### Task objective
Leave out the pictures and repeat the rest of the material exactly.

### Material provided
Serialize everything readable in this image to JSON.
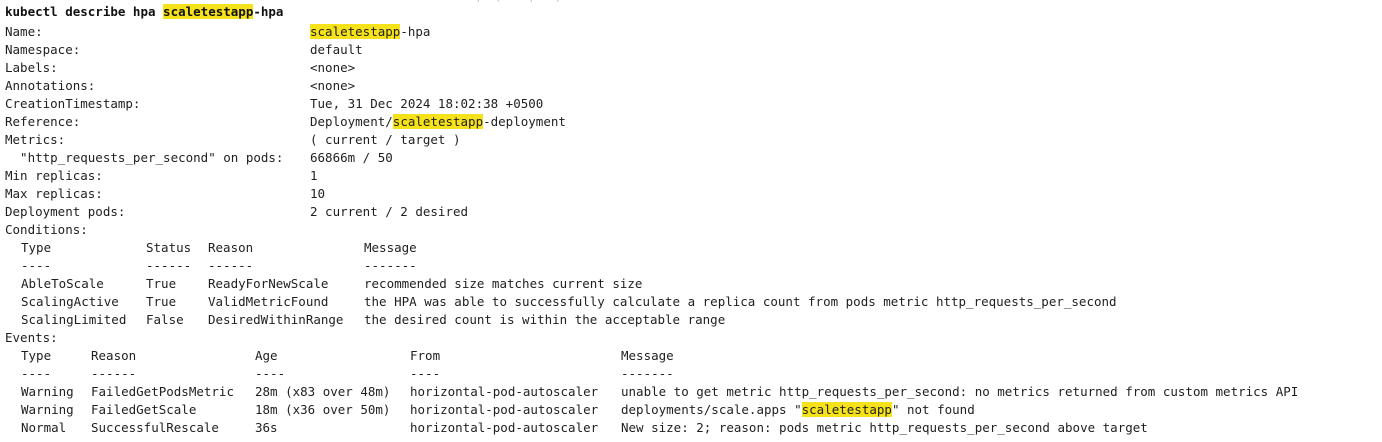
{
  "command": {
    "prefix": "kubectl describe hpa ",
    "highlight": "scaletestapp",
    "suffix": "-hpa"
  },
  "fields": {
    "name": {
      "label": "Name:",
      "hl": "scaletestapp",
      "suffix": "-hpa"
    },
    "namespace": {
      "label": "Namespace:",
      "value": "default"
    },
    "labels": {
      "label": "Labels:",
      "value": "<none>"
    },
    "annotations": {
      "label": "Annotations:",
      "value": "<none>"
    },
    "creation": {
      "label": "CreationTimestamp:",
      "value": "Tue, 31 Dec 2024 18:02:38 +0500"
    },
    "reference": {
      "label": "Reference:",
      "prefix": "Deployment/",
      "hl": "scaletestapp",
      "suffix": "-deployment"
    },
    "metrics": {
      "label": "Metrics:",
      "value": "( current / target )"
    },
    "metric_row": {
      "label": "  \"http_requests_per_second\" on pods:",
      "value": "66866m / 50"
    },
    "min": {
      "label": "Min replicas:",
      "value": "1"
    },
    "max": {
      "label": "Max replicas:",
      "value": "10"
    },
    "pods": {
      "label": "Deployment pods:",
      "value": "2 current / 2 desired"
    }
  },
  "conditions": {
    "title": "Conditions:",
    "headers": [
      "Type",
      "Status",
      "Reason",
      "Message"
    ],
    "dashes": [
      "----",
      "------",
      "------",
      "-------"
    ],
    "rows": [
      [
        "AbleToScale",
        "True",
        "ReadyForNewScale",
        "recommended size matches current size"
      ],
      [
        "ScalingActive",
        "True",
        "ValidMetricFound",
        "the HPA was able to successfully calculate a replica count from pods metric http_requests_per_second"
      ],
      [
        "ScalingLimited",
        "False",
        "DesiredWithinRange",
        "the desired count is within the acceptable range"
      ]
    ]
  },
  "events": {
    "title": "Events:",
    "headers": [
      "Type",
      "Reason",
      "Age",
      "From",
      "Message"
    ],
    "dashes": [
      "----",
      "------",
      "----",
      "----",
      "-------"
    ],
    "rows": [
      {
        "type": "Warning",
        "reason": "FailedGetPodsMetric",
        "age": "28m (x83 over 48m)",
        "from": "horizontal-pod-autoscaler",
        "message": "unable to get metric http_requests_per_second: no metrics returned from custom metrics API"
      },
      {
        "type": "Warning",
        "reason": "FailedGetScale",
        "age": "18m (x36 over 50m)",
        "from": "horizontal-pod-autoscaler",
        "msg_prefix": "deployments/scale.apps \"",
        "msg_hl": "scaletestapp",
        "msg_suffix": "\" not found"
      },
      {
        "type": "Normal",
        "reason": "SuccessfulRescale",
        "age": "36s",
        "from": "horizontal-pod-autoscaler",
        "message": "New size: 2; reason: pods metric http_requests_per_second above target"
      }
    ]
  },
  "colors": {
    "highlight": "#f6e21a",
    "text": "#1f1f1f",
    "background": "#ffffff"
  }
}
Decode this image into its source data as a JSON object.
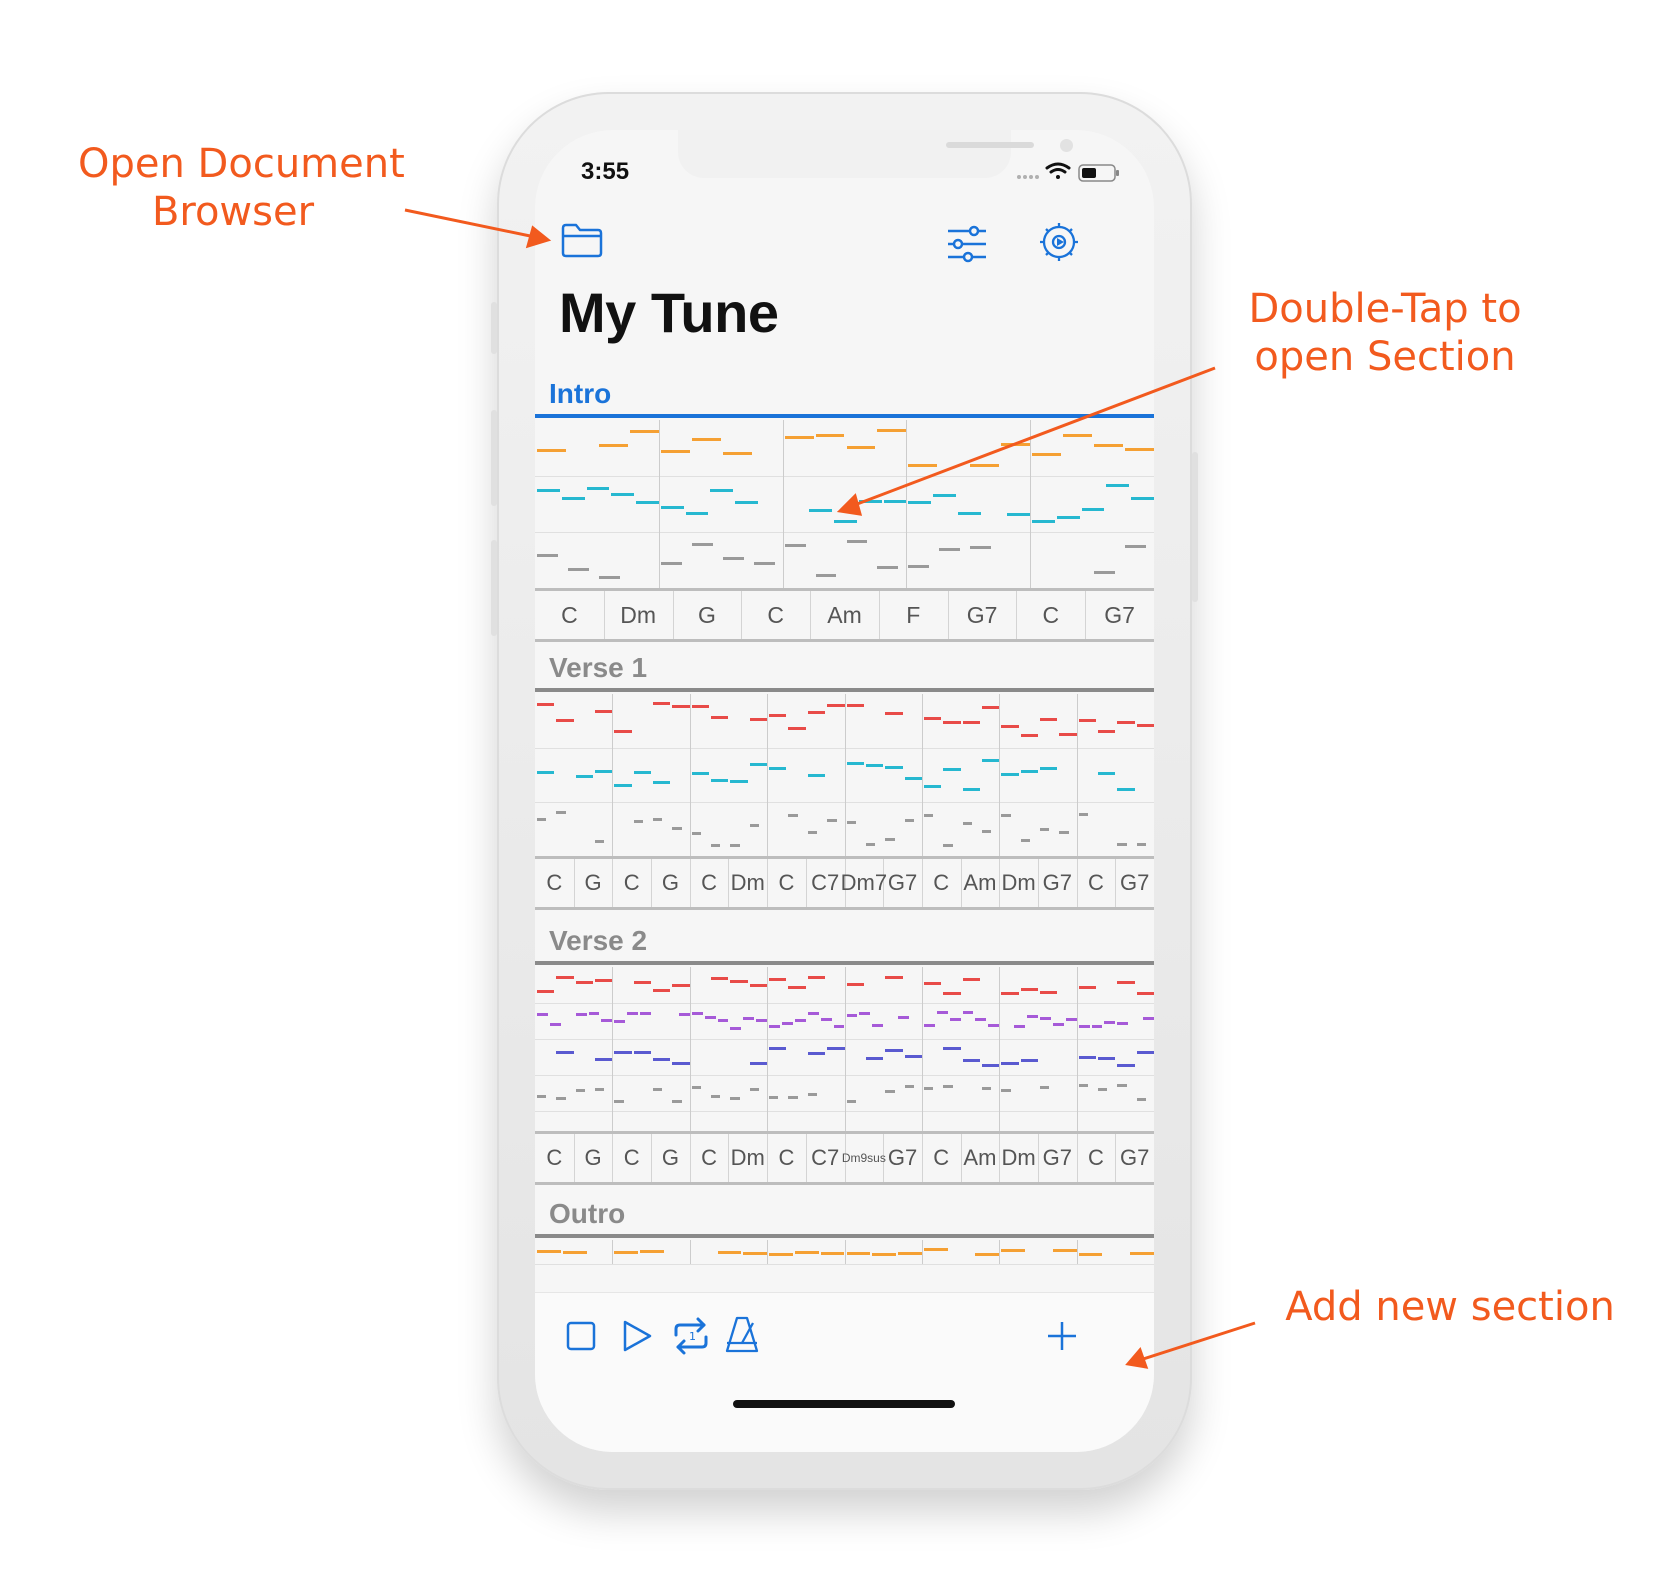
{
  "callouts": {
    "open_browser": "Open Document\nBrowser",
    "double_tap": "Double-Tap to\nopen Section",
    "add_section": "Add new section"
  },
  "status": {
    "time": "3:55"
  },
  "document": {
    "title": "My Tune"
  },
  "sections": [
    {
      "id": "intro",
      "label": "Intro",
      "selected": true,
      "chords": [
        "C",
        "Dm",
        "G",
        "C",
        "Am",
        "F",
        "G7",
        "C",
        "G7"
      ]
    },
    {
      "id": "verse1",
      "label": "Verse 1",
      "selected": false,
      "chords": [
        "C",
        "G",
        "C",
        "G",
        "C",
        "Dm",
        "C",
        "C7",
        "Dm7",
        "G7",
        "C",
        "Am",
        "Dm",
        "G7",
        "C",
        "G7"
      ]
    },
    {
      "id": "verse2",
      "label": "Verse 2",
      "selected": false,
      "chords": [
        "C",
        "G",
        "C",
        "G",
        "C",
        "Dm",
        "C",
        "C7",
        "Dm9sus",
        "G7",
        "C",
        "Am",
        "Dm",
        "G7",
        "C",
        "G7"
      ]
    },
    {
      "id": "outro",
      "label": "Outro",
      "selected": false,
      "chords": []
    }
  ],
  "icons": {
    "nav_left": "folder-icon",
    "nav_right": [
      "sliders-icon",
      "gear-icon"
    ],
    "toolbar": [
      "stop-icon",
      "play-icon",
      "loop-icon",
      "metronome-icon",
      "plus-icon"
    ]
  },
  "colors": {
    "accent": "#1a73d9",
    "callout": "#f25a1e",
    "section_inactive": "#8a8a8a",
    "track_melody": "#f5a033",
    "track_lead": "#e84b48",
    "track_bass": "#26b8d0",
    "track_pad": "#a65ad8",
    "track_chords": "#5a5ad0",
    "track_drums": "#9a9a9a",
    "track_kick": "#b4865a"
  }
}
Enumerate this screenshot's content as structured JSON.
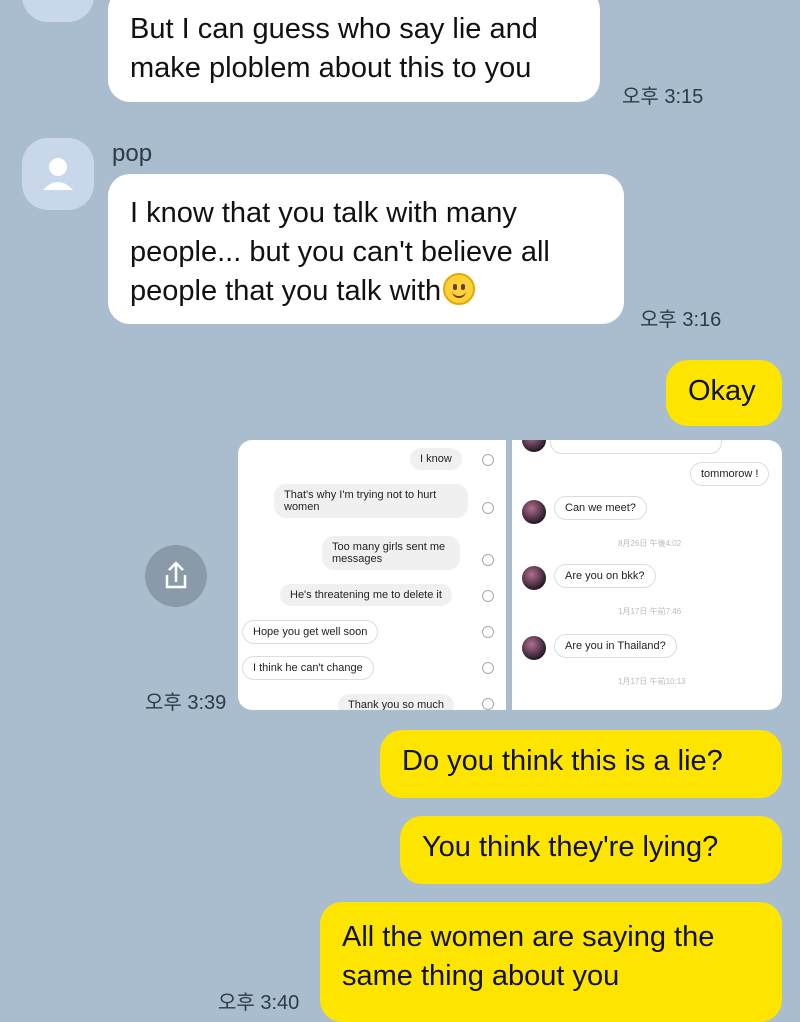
{
  "messages": {
    "m1": {
      "text": "But I can guess who say lie and make ploblem about this to you",
      "time": "오후 3:15"
    },
    "sender_name": "pop",
    "m2": {
      "text": "I know that you talk with many people... but you can't believe all people that you talk with",
      "time": "오후 3:16"
    },
    "m3": {
      "text": "Okay"
    },
    "m4": {
      "time": "오후 3:39"
    },
    "m5": {
      "text": "Do you think this is a lie?"
    },
    "m6": {
      "text": "You think they're lying?"
    },
    "m7": {
      "text": "All the women are saying the same thing about you",
      "time": "오후 3:40"
    }
  },
  "shared_image": {
    "left": {
      "msgs": [
        "I know",
        "That's why I'm trying not to hurt women",
        "Too many girls sent me messages",
        "He's threatening me to delete it",
        "Hope you get well soon",
        "I think he can't change",
        "Thank you so much"
      ]
    },
    "right": {
      "msgs": [
        "tommorow !",
        "Can we meet?",
        "Are you on bkk?",
        "Are you in Thailand?"
      ],
      "stamps": [
        "8月26日 午後4:02",
        "1月17日 午前7:46",
        "1月17日 午前10:13"
      ]
    }
  },
  "icons": {
    "avatar": "person-silhouette-icon",
    "share": "share-upload-icon",
    "emoji": "smiling-face-emoji"
  },
  "colors": {
    "background": "#a9bdcf",
    "incoming": "#ffffff",
    "outgoing": "#fee500"
  }
}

### Solution for this problem
Serialize everything readable in this image to JSON.
{
  "command": {
    "prefix": "kubectl describe hpa ",
    "highlight": "scaletestapp",
    "suffix": "-hpa"
  },
  "fields": {
    "name": {
      "label": "Name:",
      "hl": "scaletestapp",
      "suffix": "-hpa"
    },
    "namespace": {
      "label": "Namespace:",
      "value": "default"
    },
    "labels": {
      "label": "Labels:",
      "value": "<none>"
    },
    "annotations": {
      "label": "Annotations:",
      "value": "<none>"
    },
    "creation": {
      "label": "CreationTimestamp:",
      "value": "Tue, 31 Dec 2024 18:02:38 +0500"
    },
    "reference": {
      "label": "Reference:",
      "prefix": "Deployment/",
      "hl": "scaletestapp",
      "suffix": "-deployment"
    },
    "metrics": {
      "label": "Metrics:",
      "value": "( current / target )"
    },
    "metric_row": {
      "label": "  \"http_requests_per_second\" on pods:",
      "value": "66866m / 50"
    },
    "min": {
      "label": "Min replicas:",
      "value": "1"
    },
    "max": {
      "label": "Max replicas:",
      "value": "10"
    },
    "pods": {
      "label": "Deployment pods:",
      "value": "2 current / 2 desired"
    }
  },
  "conditions": {
    "title": "Conditions:",
    "headers": [
      "Type",
      "Status",
      "Reason",
      "Message"
    ],
    "dashes": [
      "----",
      "------",
      "------",
      "-------"
    ],
    "rows": [
      [
        "AbleToScale",
        "True",
        "ReadyForNewScale",
        "recommended size matches current size"
      ],
      [
        "ScalingActive",
        "True",
        "ValidMetricFound",
        "the HPA was able to successfully calculate a replica count from pods metric http_requests_per_second"
      ],
      [
        "ScalingLimited",
        "False",
        "DesiredWithinRange",
        "the desired count is within the acceptable range"
      ]
    ]
  },
  "events": {
    "title": "Events:",
    "headers": [
      "Type",
      "Reason",
      "Age",
      "From",
      "Message"
    ],
    "dashes": [
      "----",
      "------",
      "----",
      "----",
      "-------"
    ],
    "rows": [
      {
        "type": "Warning",
        "reason": "FailedGetPodsMetric",
        "age": "28m (x83 over 48m)",
        "from": "horizontal-pod-autoscaler",
        "message": "unable to get metric http_requests_per_second: no metrics returned from custom metrics API"
      },
      {
        "type": "Warning",
        "reason": "FailedGetScale",
        "age": "18m (x36 over 50m)",
        "from": "horizontal-pod-autoscaler",
        "msg_prefix": "deployments/scale.apps \"",
        "msg_hl": "scaletestapp",
        "msg_suffix": "\" not found"
      },
      {
        "type": "Normal",
        "reason": "SuccessfulRescale",
        "age": "36s",
        "from": "horizontal-pod-autoscaler",
        "message": "New size: 2; reason: pods metric http_requests_per_second above target"
      }
    ]
  },
  "colors": {
    "highlight": "#f6e21a",
    "text": "#1f1f1f",
    "background": "#ffffff"
  }
}
Decode this image into its source data as a JSON object.
{
  "callouts": {
    "open_browser": "Open Document\nBrowser",
    "double_tap": "Double-Tap to\nopen Section",
    "add_section": "Add new section"
  },
  "status": {
    "time": "3:55"
  },
  "document": {
    "title": "My Tune"
  },
  "sections": [
    {
      "id": "intro",
      "label": "Intro",
      "selected": true,
      "chords": [
        "C",
        "Dm",
        "G",
        "C",
        "Am",
        "F",
        "G7",
        "C",
        "G7"
      ]
    },
    {
      "id": "verse1",
      "label": "Verse 1",
      "selected": false,
      "chords": [
        "C",
        "G",
        "C",
        "G",
        "C",
        "Dm",
        "C",
        "C7",
        "Dm7",
        "G7",
        "C",
        "Am",
        "Dm",
        "G7",
        "C",
        "G7"
      ]
    },
    {
      "id": "verse2",
      "label": "Verse 2",
      "selected": false,
      "chords": [
        "C",
        "G",
        "C",
        "G",
        "C",
        "Dm",
        "C",
        "C7",
        "Dm9sus",
        "G7",
        "C",
        "Am",
        "Dm",
        "G7",
        "C",
        "G7"
      ]
    },
    {
      "id": "outro",
      "label": "Outro",
      "selected": false,
      "chords": []
    }
  ],
  "icons": {
    "nav_left": "folder-icon",
    "nav_right": [
      "sliders-icon",
      "gear-icon"
    ],
    "toolbar": [
      "stop-icon",
      "play-icon",
      "loop-icon",
      "metronome-icon",
      "plus-icon"
    ]
  },
  "colors": {
    "accent": "#1a73d9",
    "callout": "#f25a1e",
    "section_inactive": "#8a8a8a",
    "track_melody": "#f5a033",
    "track_lead": "#e84b48",
    "track_bass": "#26b8d0",
    "track_pad": "#a65ad8",
    "track_chords": "#5a5ad0",
    "track_drums": "#9a9a9a",
    "track_kick": "#b4865a"
  }
}
Enumerate this screenshot's content as structured JSON.
{
  "messages": {
    "m1": {
      "text": "But I can guess who say lie and make ploblem about this to you",
      "time": "오후 3:15"
    },
    "sender_name": "pop",
    "m2": {
      "text": "I know that you talk with many people... but you can't believe all people that you talk with",
      "time": "오후 3:16"
    },
    "m3": {
      "text": "Okay"
    },
    "m4": {
      "time": "오후 3:39"
    },
    "m5": {
      "text": "Do you think this is a lie?"
    },
    "m6": {
      "text": "You think they're lying?"
    },
    "m7": {
      "text": "All the women are saying the same thing about you",
      "time": "오후 3:40"
    }
  },
  "shared_image": {
    "left": {
      "msgs": [
        "I know",
        "That's why I'm trying not to hurt women",
        "Too many girls sent me messages",
        "He's threatening me to delete it",
        "Hope you get well soon",
        "I think he can't change",
        "Thank you so much"
      ]
    },
    "right": {
      "msgs": [
        "tommorow !",
        "Can we meet?",
        "Are you on bkk?",
        "Are you in Thailand?"
      ],
      "stamps": [
        "8月26日 午後4:02",
        "1月17日 午前7:46",
        "1月17日 午前10:13"
      ]
    }
  },
  "icons": {
    "avatar": "person-silhouette-icon",
    "share": "share-upload-icon",
    "emoji": "smiling-face-emoji"
  },
  "colors": {
    "background": "#a9bdcf",
    "incoming": "#ffffff",
    "outgoing": "#fee500"
  }
}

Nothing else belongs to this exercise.